Reproduce all the lines below exactly and omit the images.

**TASK DATA**
====

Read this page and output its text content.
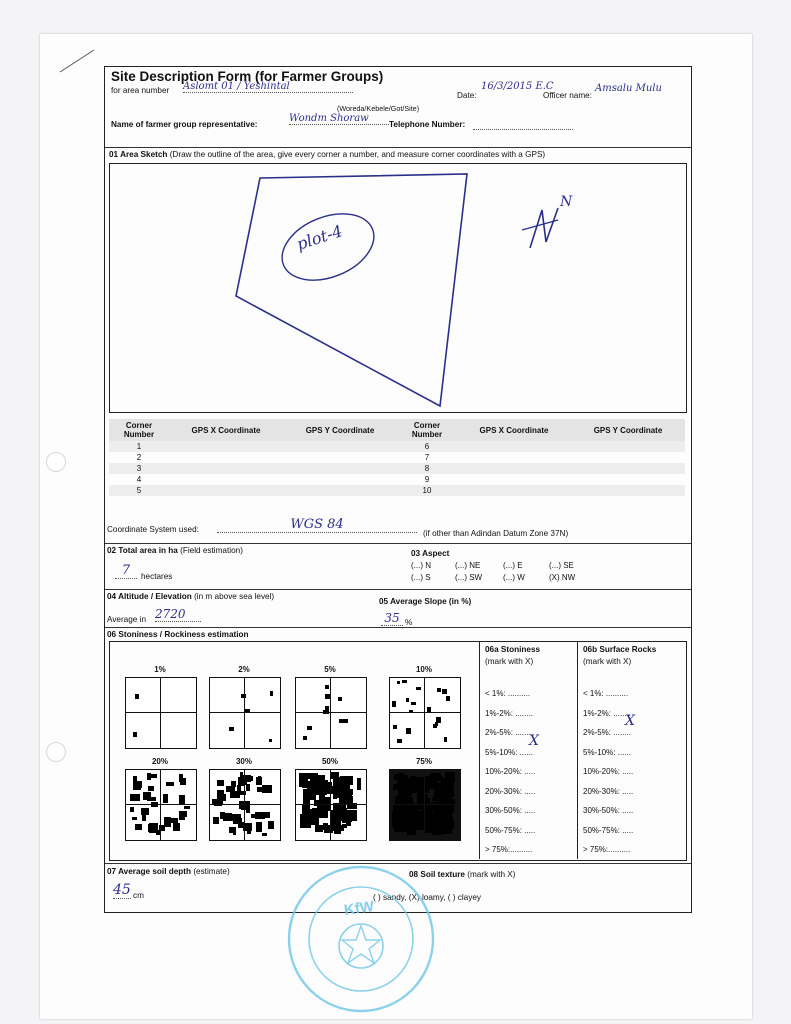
Site Description Form (for Farmer Groups)
for area number Aslomt 01 / Yeshintal
Date:
16/3/2015 E.C
Officer name:
Amsalu Mulu
(Woreda/Kebele/Got/Site)
Name of farmer group representative:
Wondm Shoraw
Telephone Number:
01 Area Sketch (Draw the outline of the area, give every corner a number, and measure corner coordinates with a GPS)
plot-4
N
Corner Number	GPS X Coordinate	GPS Y Coordinate	Corner Number	GPS X Coordinate	GPS Y Coordinate
1			6		
2			7		
3			8		
4			9		
5			10		
Coordinate System used:	WGS 84
(if other than Adindan Datum Zone 37N)
02 Total area in ha (Field estimation)
7	hectares
03 Aspect
(...) N	(...) NE	(...) E	(...) SE
(...) S	(...) SW	(...) W	(X) NW
04 Altitude / Elevation (in m above sea level)
Average in 2720
05 Average Slope (in %)
35 %
06 Stoniness / Rockiness estimation
1%	2%	5%	10%
20%	30%	50%	75%
06a Stoniness
(mark with X)
06b Surface Rocks
(mark with X)
< 1%: ..........
1%-2%: ........
2%-5%: ........
5%-10%: ......
10%-20%: .....
20%-30%: .....
30%-50%: .....
50%-75%: .....
> 75%:..........
< 1%: ..........
1%-2%: ........
2%-5%: ........
5%-10%: ......
10%-20%: .....
20%-30%: .....
30%-50%: .....
50%-75%: .....
> 75%:..........
X
X
07 Average soil depth (estimate)
45 cm
08 Soil texture (mark with X)
( ) sandy, (X) loamy, ( ) clayey
KfW
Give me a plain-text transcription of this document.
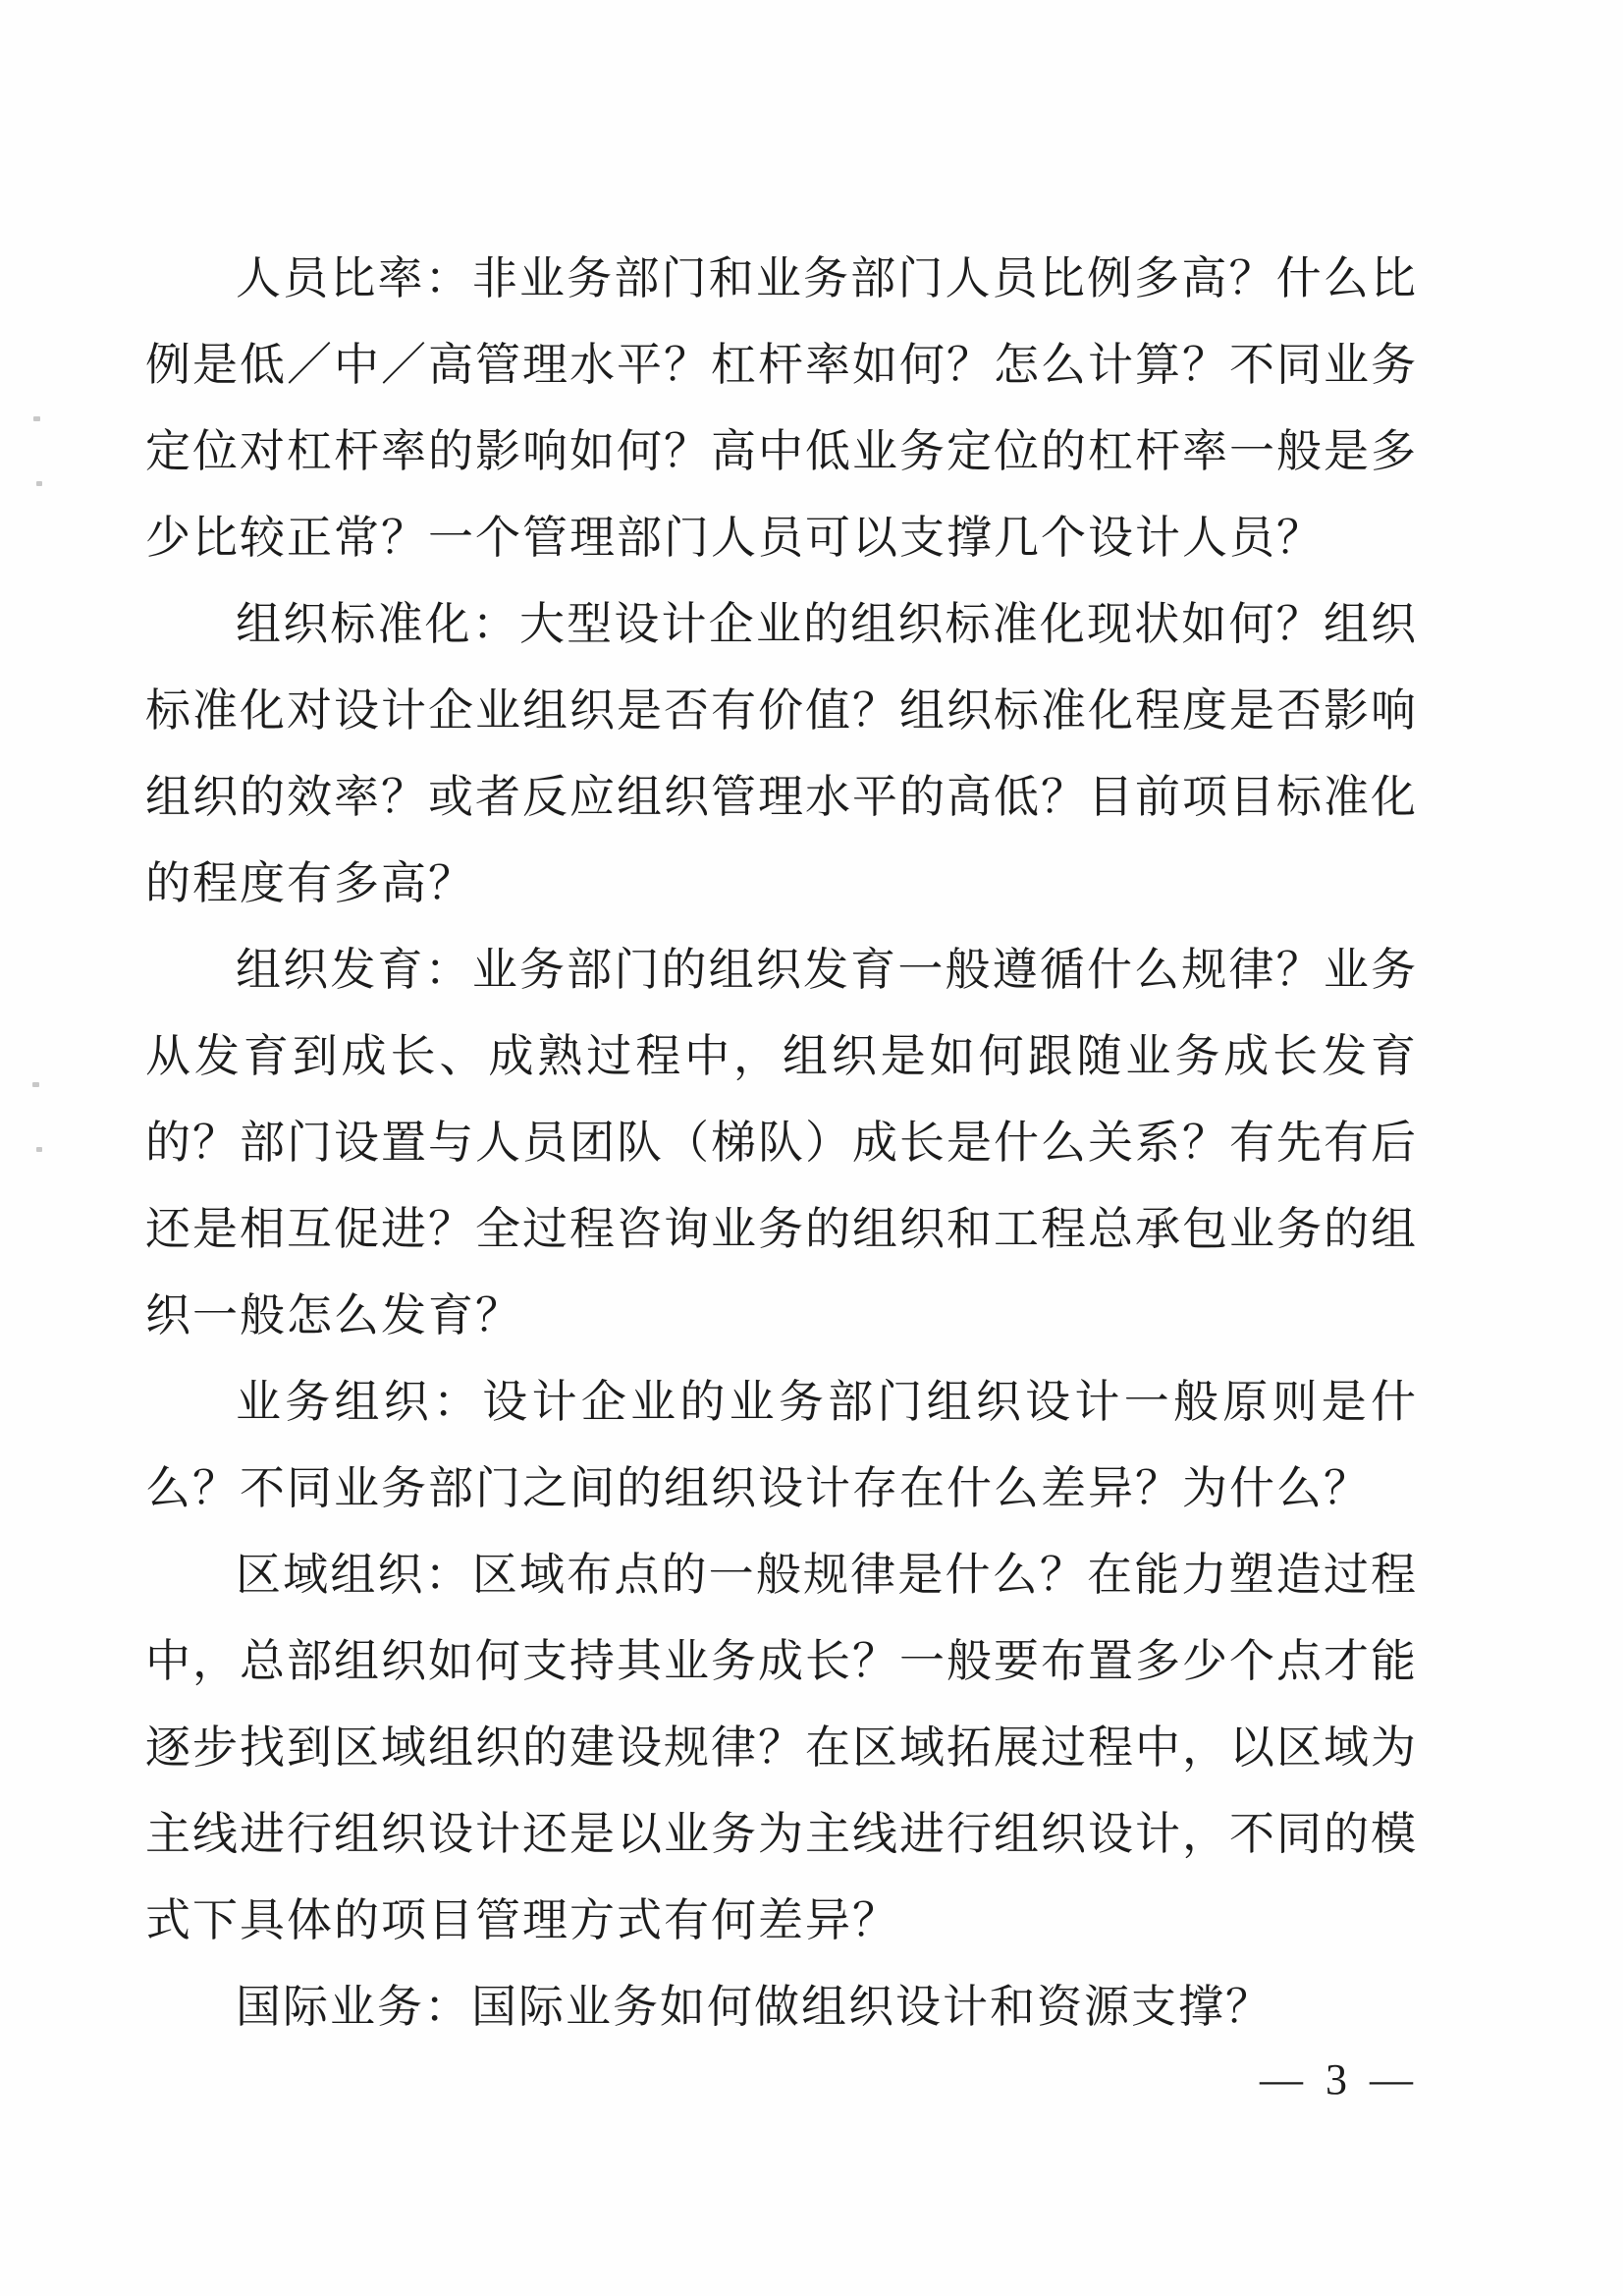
人员比率：非业务部门和业务部门人员比例多高？什么比例是低／中／高管理水平？杠杆率如何？怎么计算？不同业务定位对杠杆率的影响如何？高中低业务定位的杠杆率一般是多少比较正常？一个管理部门人员可以支撑几个设计人员？

组织标准化：大型设计企业的组织标准化现状如何？组织标准化对设计企业组织是否有价值？组织标准化程度是否影响组织的效率？或者反应组织管理水平的高低？目前项目标准化的程度有多高？

组织发育：业务部门的组织发育一般遵循什么规律？业务从发育到成长、成熟过程中，组织是如何跟随业务成长发育的？部门设置与人员团队（梯队）成长是什么关系？有先有后还是相互促进？全过程咨询业务的组织和工程总承包业务的组织一般怎么发育？

业务组织：设计企业的业务部门组织设计一般原则是什么？不同业务部门之间的组织设计存在什么差异？为什么？

区域组织：区域布点的一般规律是什么？在能力塑造过程中，总部组织如何支持其业务成长？一般要布置多少个点才能逐步找到区域组织的建设规律？在区域拓展过程中，以区域为主线进行组织设计还是以业务为主线进行组织设计，不同的模式下具体的项目管理方式有何差异？

国际业务：国际业务如何做组织设计和资源支撑？

— 3 —
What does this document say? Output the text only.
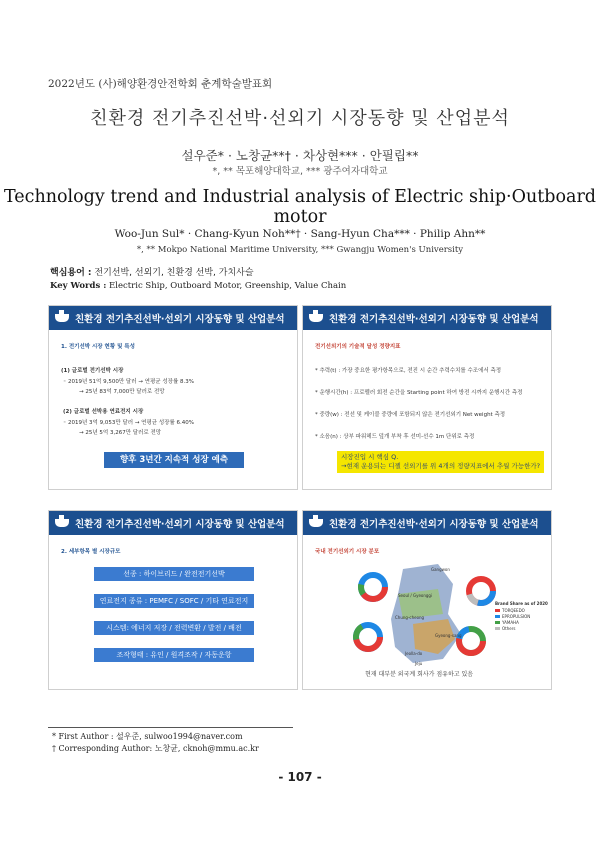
2022년도 (사)해양환경안전학회 춘계학술발표회
친환경 전기추진선박·선외기 시장동향 및 산업분석
설우준* · 노창균**† · 차상현*** · 안필립**
*, ** 목포해양대학교, *** 광주여자대학교
Technology trend and Industrial analysis of Electric ship·Outboard motor
Woo-Jun Sul* · Chang-Kyun Noh**† · Sang-Hyun Cha*** · Philip Ahn**
*, ** Mokpo National Maritime University, *** Gwangju Women's University
핵심용어 : 전기선박, 선외기, 친환경 선박, 가치사슬
Key Words : Electric Ship, Outboard Motor, Greenship, Value Chain
친환경 전기추진선박·선외기 시장동향 및 산업분석
1. 전기선박 시장 현황 및 특성
(1) 글로벌 전기선박 시장
◦ 2019년 51억 9,500만 달러 → 연평균 성장률 8.3%
→ 25년 83억 7,000만 달러로 전망
(2) 글로벌 선박용 연료전지 시장
◦ 2019년 3억 9,053만 달러 → 연평균 성장률 6.40%
→ 25년 5억 3,267만 달러로 전망
향후 3년간 지속적 성장 예측
친환경 전기추진선박·선외기 시장동향 및 산업분석
전기선외기의 기술적 달성 정량지표
* 추력(t) : 가장 중요한 평가항목으로, 전진 시 순간 추력수치를 수조에서 측정
* 운행시간(h) : 프로펠러 회전 순간을 Starting point 하여 방전 시까지 운행시간 측정
* 중량(w) : 전선 및 케이블 중량에 포함되지 않은 전기선외기 Net weight 측정
* 소음(n) : 상부 파워헤드 덮개 부착 후 선미-선수 1m 단위로 측정
시장진입 시 핵심 Q.
→현재 운용되는 디젤 선외기를 위 4개의 정량지표에서 추월 가능한가?
친환경 전기추진선박·선외기 시장동향 및 산업분석
2. 세부항목 별 시장규모
선종 : 하이브리드 / 완전전기선박
연료전지 종류 : PEMFC / SOFC / 기타 연료전지
시스템: 에너지 저장 / 전력변환 / 발전 / 배전
조작형태 : 유인 / 원격조작 / 자동운항
친환경 전기추진선박·선외기 시장동향 및 산업분석
국내 전기선외기 시장 분포
Gangwon
Seoul / Gyeonggi
Chung-cheong
Gyeong-sang
Jeolla-do
Jeju
Brand Share as of 2020
TORQEEDO
EPROPULSION
YAMAHA
Others
현재 대부분 외국계 회사가 점유하고 있음
* First Author : 설우준, sulwoo1994@naver.com
† Corresponding Author: 노창균, cknoh@mmu.ac.kr
- 107 -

====

**RESULT OF THIS TASK**
Read this page and output its text content.
Site Description Form (for Farmer Groups)
for area number Aslomt 01 / Yeshintal
Date:
16/3/2015 E.C
Officer name:
Amsalu Mulu
(Woreda/Kebele/Got/Site)
Name of farmer group representative:
Wondm Shoraw
Telephone Number:
01 Area Sketch (Draw the outline of the area, give every corner a number, and measure corner coordinates with a GPS)
plot-4
N
Corner Number	GPS X Coordinate	GPS Y Coordinate	Corner Number	GPS X Coordinate	GPS Y Coordinate
1			6		
2			7		
3			8		
4			9		
5			10		
Coordinate System used:	WGS 84
(if other than Adindan Datum Zone 37N)
02 Total area in ha (Field estimation)
7	hectares
03 Aspect
(...) N	(...) NE	(...) E	(...) SE
(...) S	(...) SW	(...) W	(X) NW
04 Altitude / Elevation (in m above sea level)
Average in 2720
05 Average Slope (in %)
35 %
06 Stoniness / Rockiness estimation
1%	2%	5%	10%
20%	30%	50%	75%
06a Stoniness
(mark with X)
06b Surface Rocks
(mark with X)
< 1%: ..........
1%-2%: ........
2%-5%: ........
5%-10%: ......
10%-20%: .....
20%-30%: .....
30%-50%: .....
50%-75%: .....
> 75%:..........
< 1%: ..........
1%-2%: ........
2%-5%: ........
5%-10%: ......
10%-20%: .....
20%-30%: .....
30%-50%: .....
50%-75%: .....
> 75%:..........
X
X
07 Average soil depth (estimate)
45 cm
08 Soil texture (mark with X)
( ) sandy, (X) loamy, ( ) clayey
KfW
Give me a plain-text transcription of this document.
人员比率：非业务部门和业务部门人员比例多高？什么比例是低／中／高管理水平？杠杆率如何？怎么计算？不同业务定位对杠杆率的影响如何？高中低业务定位的杠杆率一般是多少比较正常？一个管理部门人员可以支撑几个设计人员？

组织标准化：大型设计企业的组织标准化现状如何？组织标准化对设计企业组织是否有价值？组织标准化程度是否影响组织的效率？或者反应组织管理水平的高低？目前项目标准化的程度有多高？

组织发育：业务部门的组织发育一般遵循什么规律？业务从发育到成长、成熟过程中，组织是如何跟随业务成长发育的？部门设置与人员团队（梯队）成长是什么关系？有先有后还是相互促进？全过程咨询业务的组织和工程总承包业务的组织一般怎么发育？

业务组织：设计企业的业务部门组织设计一般原则是什么？不同业务部门之间的组织设计存在什么差异？为什么？

区域组织：区域布点的一般规律是什么？在能力塑造过程中，总部组织如何支持其业务成长？一般要布置多少个点才能逐步找到区域组织的建设规律？在区域拓展过程中，以区域为主线进行组织设计还是以业务为主线进行组织设计，不同的模式下具体的项目管理方式有何差异？

国际业务：国际业务如何做组织设计和资源支撑？

— 3 —
What does this document say? Output the text only.
2022년도 (사)해양환경안전학회 춘계학술발표회
친환경 전기추진선박·선외기 시장동향 및 산업분석
설우준* · 노창균**† · 차상현*** · 안필립**
*, ** 목포해양대학교, *** 광주여자대학교
Technology trend and Industrial analysis of Electric ship·Outboard motor
Woo-Jun Sul* · Chang-Kyun Noh**† · Sang-Hyun Cha*** · Philip Ahn**
*, ** Mokpo National Maritime University, *** Gwangju Women's University
핵심용어 : 전기선박, 선외기, 친환경 선박, 가치사슬
Key Words : Electric Ship, Outboard Motor, Greenship, Value Chain
친환경 전기추진선박·선외기 시장동향 및 산업분석
1. 전기선박 시장 현황 및 특성
(1) 글로벌 전기선박 시장
◦ 2019년 51억 9,500만 달러 → 연평균 성장률 8.3%
→ 25년 83억 7,000만 달러로 전망
(2) 글로벌 선박용 연료전지 시장
◦ 2019년 3억 9,053만 달러 → 연평균 성장률 6.40%
→ 25년 5억 3,267만 달러로 전망
향후 3년간 지속적 성장 예측
친환경 전기추진선박·선외기 시장동향 및 산업분석
전기선외기의 기술적 달성 정량지표
* 추력(t) : 가장 중요한 평가항목으로, 전진 시 순간 추력수치를 수조에서 측정
* 운행시간(h) : 프로펠러 회전 순간을 Starting point 하여 방전 시까지 운행시간 측정
* 중량(w) : 전선 및 케이블 중량에 포함되지 않은 전기선외기 Net weight 측정
* 소음(n) : 상부 파워헤드 덮개 부착 후 선미-선수 1m 단위로 측정
시장진입 시 핵심 Q.
→현재 운용되는 디젤 선외기를 위 4개의 정량지표에서 추월 가능한가?
친환경 전기추진선박·선외기 시장동향 및 산업분석
2. 세부항목 별 시장규모
선종 : 하이브리드 / 완전전기선박
연료전지 종류 : PEMFC / SOFC / 기타 연료전지
시스템: 에너지 저장 / 전력변환 / 발전 / 배전
조작형태 : 유인 / 원격조작 / 자동운항
친환경 전기추진선박·선외기 시장동향 및 산업분석
국내 전기선외기 시장 분포
Gangwon
Seoul / Gyeonggi
Chung-cheong
Gyeong-sang
Jeolla-do
Jeju
Brand Share as of 2020
TORQEEDO
EPROPULSION
YAMAHA
Others
현재 대부분 외국계 회사가 점유하고 있음
* First Author : 설우준, sulwoo1994@naver.com
† Corresponding Author: 노창균, cknoh@mmu.ac.kr
- 107 -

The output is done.